Given problem: Transcribe the entries exactly; images are not part of the copy.

Records for the task:
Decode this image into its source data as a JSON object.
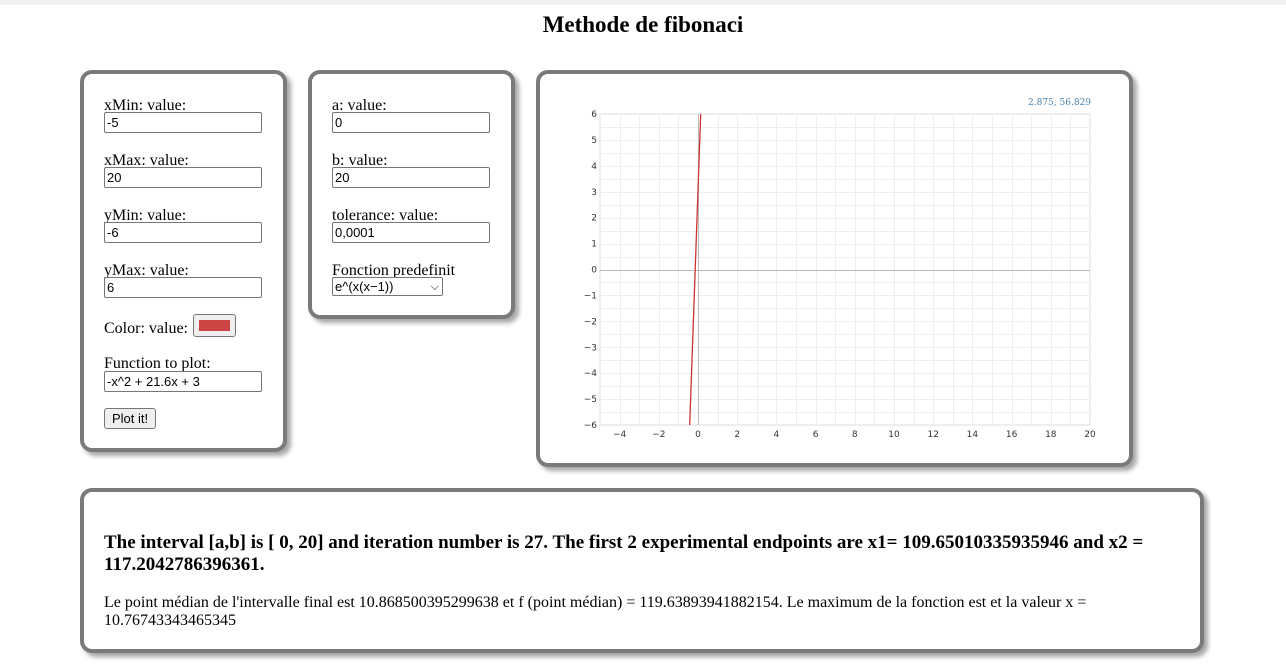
{
  "page": {
    "title": "Methode de fibonaci"
  },
  "plot_form": {
    "xmin_label": "xMin: value:",
    "xmin_value": "-5",
    "xmax_label": "xMax: value:",
    "xmax_value": "20",
    "ymin_label": "yMin: value:",
    "ymin_value": "-6",
    "ymax_label": "yMax: value:",
    "ymax_value": "6",
    "color_label": "Color: value:",
    "color_value": "#cc4444",
    "function_label": "Function to plot:",
    "function_value": "-x^2 + 21.6x + 3",
    "plot_button": "Plot it!"
  },
  "method_form": {
    "a_label": "a: value:",
    "a_value": "0",
    "b_label": "b: value:",
    "b_value": "20",
    "tolerance_label": "tolerance: value:",
    "tolerance_value": "0,0001",
    "predef_label": "Fonction predefinit",
    "predef_selected": "e^(x(x−1))"
  },
  "graph": {
    "coord_readout": "2.875, 56.829",
    "line_color": "#cc3333"
  },
  "chart_data": {
    "type": "line",
    "xlim": [
      -5,
      20
    ],
    "ylim": [
      -6,
      6
    ],
    "x_ticks": [
      "−4",
      "−2",
      "0",
      "2",
      "4",
      "6",
      "8",
      "10",
      "12",
      "14",
      "16",
      "18",
      "20"
    ],
    "x_tick_values": [
      -4,
      -2,
      0,
      2,
      4,
      6,
      8,
      10,
      12,
      14,
      16,
      18,
      20
    ],
    "y_ticks": [
      "6",
      "5",
      "4",
      "3",
      "2",
      "1",
      "0",
      "−1",
      "−2",
      "−3",
      "−4",
      "−5",
      "−6"
    ],
    "y_tick_values": [
      6,
      5,
      4,
      3,
      2,
      1,
      0,
      -1,
      -2,
      -3,
      -4,
      -5,
      -6
    ],
    "grid": true,
    "series": [
      {
        "function": "-x^2 + 21.6x + 3",
        "x": [
          -0.4246,
          0.1384
        ],
        "y": [
          -6,
          6
        ]
      }
    ]
  },
  "result": {
    "headline": "The interval [a,b] is [ 0, 20] and iteration number is 27. The first 2 experimental endpoints are x1= 109.65010335935946 and x2 = 117.2042786396361.",
    "detail": "Le point médian de l'intervalle final est 10.868500395299638 et f (point médian) = 119.63893941882154. Le maximum de la fonction est et la valeur x = 10.76743343465345"
  }
}
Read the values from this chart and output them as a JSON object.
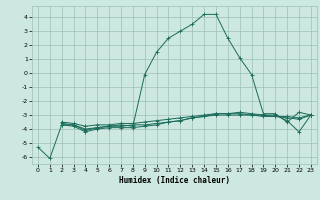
{
  "xlabel": "Humidex (Indice chaleur)",
  "bg_color": "#cce8e0",
  "grid_color": "#9dbfb8",
  "line_color": "#1a6b5a",
  "xlim": [
    -0.5,
    23.5
  ],
  "ylim": [
    -6.5,
    4.8
  ],
  "xticks": [
    0,
    1,
    2,
    3,
    4,
    5,
    6,
    7,
    8,
    9,
    10,
    11,
    12,
    13,
    14,
    15,
    16,
    17,
    18,
    19,
    20,
    21,
    22,
    23
  ],
  "yticks": [
    -6,
    -5,
    -4,
    -3,
    -2,
    -1,
    0,
    1,
    2,
    3,
    4
  ],
  "series1": [
    [
      0,
      -5.3
    ],
    [
      1,
      -6.1
    ],
    [
      2,
      -3.7
    ],
    [
      3,
      -3.7
    ],
    [
      4,
      -4.1
    ],
    [
      5,
      -3.9
    ],
    [
      6,
      -3.8
    ],
    [
      7,
      -3.7
    ],
    [
      8,
      -3.8
    ],
    [
      9,
      -0.1
    ],
    [
      10,
      1.5
    ],
    [
      11,
      2.5
    ],
    [
      12,
      3.0
    ],
    [
      13,
      3.5
    ],
    [
      14,
      4.2
    ],
    [
      15,
      4.2
    ],
    [
      16,
      2.5
    ],
    [
      17,
      1.1
    ],
    [
      18,
      -0.1
    ],
    [
      19,
      -2.9
    ],
    [
      20,
      -2.9
    ],
    [
      21,
      -3.5
    ],
    [
      22,
      -2.8
    ],
    [
      23,
      -3.0
    ]
  ],
  "series2": [
    [
      2,
      -3.7
    ],
    [
      3,
      -3.8
    ],
    [
      4,
      -4.2
    ],
    [
      5,
      -4.0
    ],
    [
      6,
      -3.9
    ],
    [
      7,
      -3.9
    ],
    [
      8,
      -3.9
    ],
    [
      9,
      -3.8
    ],
    [
      10,
      -3.7
    ],
    [
      11,
      -3.5
    ],
    [
      12,
      -3.4
    ],
    [
      13,
      -3.2
    ],
    [
      14,
      -3.1
    ],
    [
      15,
      -2.9
    ],
    [
      16,
      -2.9
    ],
    [
      17,
      -2.8
    ],
    [
      18,
      -2.9
    ],
    [
      19,
      -3.0
    ],
    [
      20,
      -3.0
    ],
    [
      21,
      -3.4
    ],
    [
      22,
      -4.2
    ],
    [
      23,
      -3.0
    ]
  ],
  "series3": [
    [
      2,
      -3.6
    ],
    [
      3,
      -3.7
    ],
    [
      4,
      -4.0
    ],
    [
      5,
      -3.9
    ],
    [
      6,
      -3.8
    ],
    [
      7,
      -3.8
    ],
    [
      8,
      -3.7
    ],
    [
      9,
      -3.7
    ],
    [
      10,
      -3.6
    ],
    [
      11,
      -3.5
    ],
    [
      12,
      -3.4
    ],
    [
      13,
      -3.2
    ],
    [
      14,
      -3.1
    ],
    [
      15,
      -3.0
    ],
    [
      16,
      -3.0
    ],
    [
      17,
      -3.0
    ],
    [
      18,
      -3.0
    ],
    [
      19,
      -3.1
    ],
    [
      20,
      -3.1
    ],
    [
      21,
      -3.2
    ],
    [
      22,
      -3.3
    ],
    [
      23,
      -3.0
    ]
  ],
  "series4": [
    [
      2,
      -3.5
    ],
    [
      3,
      -3.6
    ],
    [
      4,
      -3.8
    ],
    [
      5,
      -3.7
    ],
    [
      6,
      -3.7
    ],
    [
      7,
      -3.6
    ],
    [
      8,
      -3.6
    ],
    [
      9,
      -3.5
    ],
    [
      10,
      -3.4
    ],
    [
      11,
      -3.3
    ],
    [
      12,
      -3.2
    ],
    [
      13,
      -3.1
    ],
    [
      14,
      -3.0
    ],
    [
      15,
      -2.9
    ],
    [
      16,
      -2.9
    ],
    [
      17,
      -2.9
    ],
    [
      18,
      -3.0
    ],
    [
      19,
      -3.0
    ],
    [
      20,
      -3.1
    ],
    [
      21,
      -3.1
    ],
    [
      22,
      -3.2
    ],
    [
      23,
      -3.0
    ]
  ]
}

Solution to this exercise:
Decode this image into its source data as a JSON object.
{
  "page": {
    "title": "Methode de fibonaci"
  },
  "plot_form": {
    "xmin_label": "xMin: value:",
    "xmin_value": "-5",
    "xmax_label": "xMax: value:",
    "xmax_value": "20",
    "ymin_label": "yMin: value:",
    "ymin_value": "-6",
    "ymax_label": "yMax: value:",
    "ymax_value": "6",
    "color_label": "Color: value:",
    "color_value": "#cc4444",
    "function_label": "Function to plot:",
    "function_value": "-x^2 + 21.6x + 3",
    "plot_button": "Plot it!"
  },
  "method_form": {
    "a_label": "a: value:",
    "a_value": "0",
    "b_label": "b: value:",
    "b_value": "20",
    "tolerance_label": "tolerance: value:",
    "tolerance_value": "0,0001",
    "predef_label": "Fonction predefinit",
    "predef_selected": "e^(x(x−1))"
  },
  "graph": {
    "coord_readout": "2.875, 56.829",
    "line_color": "#cc3333"
  },
  "chart_data": {
    "type": "line",
    "xlim": [
      -5,
      20
    ],
    "ylim": [
      -6,
      6
    ],
    "x_ticks": [
      "−4",
      "−2",
      "0",
      "2",
      "4",
      "6",
      "8",
      "10",
      "12",
      "14",
      "16",
      "18",
      "20"
    ],
    "x_tick_values": [
      -4,
      -2,
      0,
      2,
      4,
      6,
      8,
      10,
      12,
      14,
      16,
      18,
      20
    ],
    "y_ticks": [
      "6",
      "5",
      "4",
      "3",
      "2",
      "1",
      "0",
      "−1",
      "−2",
      "−3",
      "−4",
      "−5",
      "−6"
    ],
    "y_tick_values": [
      6,
      5,
      4,
      3,
      2,
      1,
      0,
      -1,
      -2,
      -3,
      -4,
      -5,
      -6
    ],
    "grid": true,
    "series": [
      {
        "function": "-x^2 + 21.6x + 3",
        "x": [
          -0.4246,
          0.1384
        ],
        "y": [
          -6,
          6
        ]
      }
    ]
  },
  "result": {
    "headline": "The interval [a,b] is [ 0, 20] and iteration number is 27. The first 2 experimental endpoints are x1= 109.65010335935946 and x2 = 117.2042786396361.",
    "detail": "Le point médian de l'intervalle final est 10.868500395299638 et f (point médian) = 119.63893941882154. Le maximum de la fonction est et la valeur x = 10.76743343465345"
  }
}
Read the values from this chart and output them as a JSON object.
{
  "xlabel": "Humidex (Indice chaleur)",
  "bg_color": "#cce8e0",
  "grid_color": "#9dbfb8",
  "line_color": "#1a6b5a",
  "xlim": [
    -0.5,
    23.5
  ],
  "ylim": [
    -6.5,
    4.8
  ],
  "xticks": [
    0,
    1,
    2,
    3,
    4,
    5,
    6,
    7,
    8,
    9,
    10,
    11,
    12,
    13,
    14,
    15,
    16,
    17,
    18,
    19,
    20,
    21,
    22,
    23
  ],
  "yticks": [
    -6,
    -5,
    -4,
    -3,
    -2,
    -1,
    0,
    1,
    2,
    3,
    4
  ],
  "series1": [
    [
      0,
      -5.3
    ],
    [
      1,
      -6.1
    ],
    [
      2,
      -3.7
    ],
    [
      3,
      -3.7
    ],
    [
      4,
      -4.1
    ],
    [
      5,
      -3.9
    ],
    [
      6,
      -3.8
    ],
    [
      7,
      -3.7
    ],
    [
      8,
      -3.8
    ],
    [
      9,
      -0.1
    ],
    [
      10,
      1.5
    ],
    [
      11,
      2.5
    ],
    [
      12,
      3.0
    ],
    [
      13,
      3.5
    ],
    [
      14,
      4.2
    ],
    [
      15,
      4.2
    ],
    [
      16,
      2.5
    ],
    [
      17,
      1.1
    ],
    [
      18,
      -0.1
    ],
    [
      19,
      -2.9
    ],
    [
      20,
      -2.9
    ],
    [
      21,
      -3.5
    ],
    [
      22,
      -2.8
    ],
    [
      23,
      -3.0
    ]
  ],
  "series2": [
    [
      2,
      -3.7
    ],
    [
      3,
      -3.8
    ],
    [
      4,
      -4.2
    ],
    [
      5,
      -4.0
    ],
    [
      6,
      -3.9
    ],
    [
      7,
      -3.9
    ],
    [
      8,
      -3.9
    ],
    [
      9,
      -3.8
    ],
    [
      10,
      -3.7
    ],
    [
      11,
      -3.5
    ],
    [
      12,
      -3.4
    ],
    [
      13,
      -3.2
    ],
    [
      14,
      -3.1
    ],
    [
      15,
      -2.9
    ],
    [
      16,
      -2.9
    ],
    [
      17,
      -2.8
    ],
    [
      18,
      -2.9
    ],
    [
      19,
      -3.0
    ],
    [
      20,
      -3.0
    ],
    [
      21,
      -3.4
    ],
    [
      22,
      -4.2
    ],
    [
      23,
      -3.0
    ]
  ],
  "series3": [
    [
      2,
      -3.6
    ],
    [
      3,
      -3.7
    ],
    [
      4,
      -4.0
    ],
    [
      5,
      -3.9
    ],
    [
      6,
      -3.8
    ],
    [
      7,
      -3.8
    ],
    [
      8,
      -3.7
    ],
    [
      9,
      -3.7
    ],
    [
      10,
      -3.6
    ],
    [
      11,
      -3.5
    ],
    [
      12,
      -3.4
    ],
    [
      13,
      -3.2
    ],
    [
      14,
      -3.1
    ],
    [
      15,
      -3.0
    ],
    [
      16,
      -3.0
    ],
    [
      17,
      -3.0
    ],
    [
      18,
      -3.0
    ],
    [
      19,
      -3.1
    ],
    [
      20,
      -3.1
    ],
    [
      21,
      -3.2
    ],
    [
      22,
      -3.3
    ],
    [
      23,
      -3.0
    ]
  ],
  "series4": [
    [
      2,
      -3.5
    ],
    [
      3,
      -3.6
    ],
    [
      4,
      -3.8
    ],
    [
      5,
      -3.7
    ],
    [
      6,
      -3.7
    ],
    [
      7,
      -3.6
    ],
    [
      8,
      -3.6
    ],
    [
      9,
      -3.5
    ],
    [
      10,
      -3.4
    ],
    [
      11,
      -3.3
    ],
    [
      12,
      -3.2
    ],
    [
      13,
      -3.1
    ],
    [
      14,
      -3.0
    ],
    [
      15,
      -2.9
    ],
    [
      16,
      -2.9
    ],
    [
      17,
      -2.9
    ],
    [
      18,
      -3.0
    ],
    [
      19,
      -3.0
    ],
    [
      20,
      -3.1
    ],
    [
      21,
      -3.1
    ],
    [
      22,
      -3.2
    ],
    [
      23,
      -3.0
    ]
  ]
}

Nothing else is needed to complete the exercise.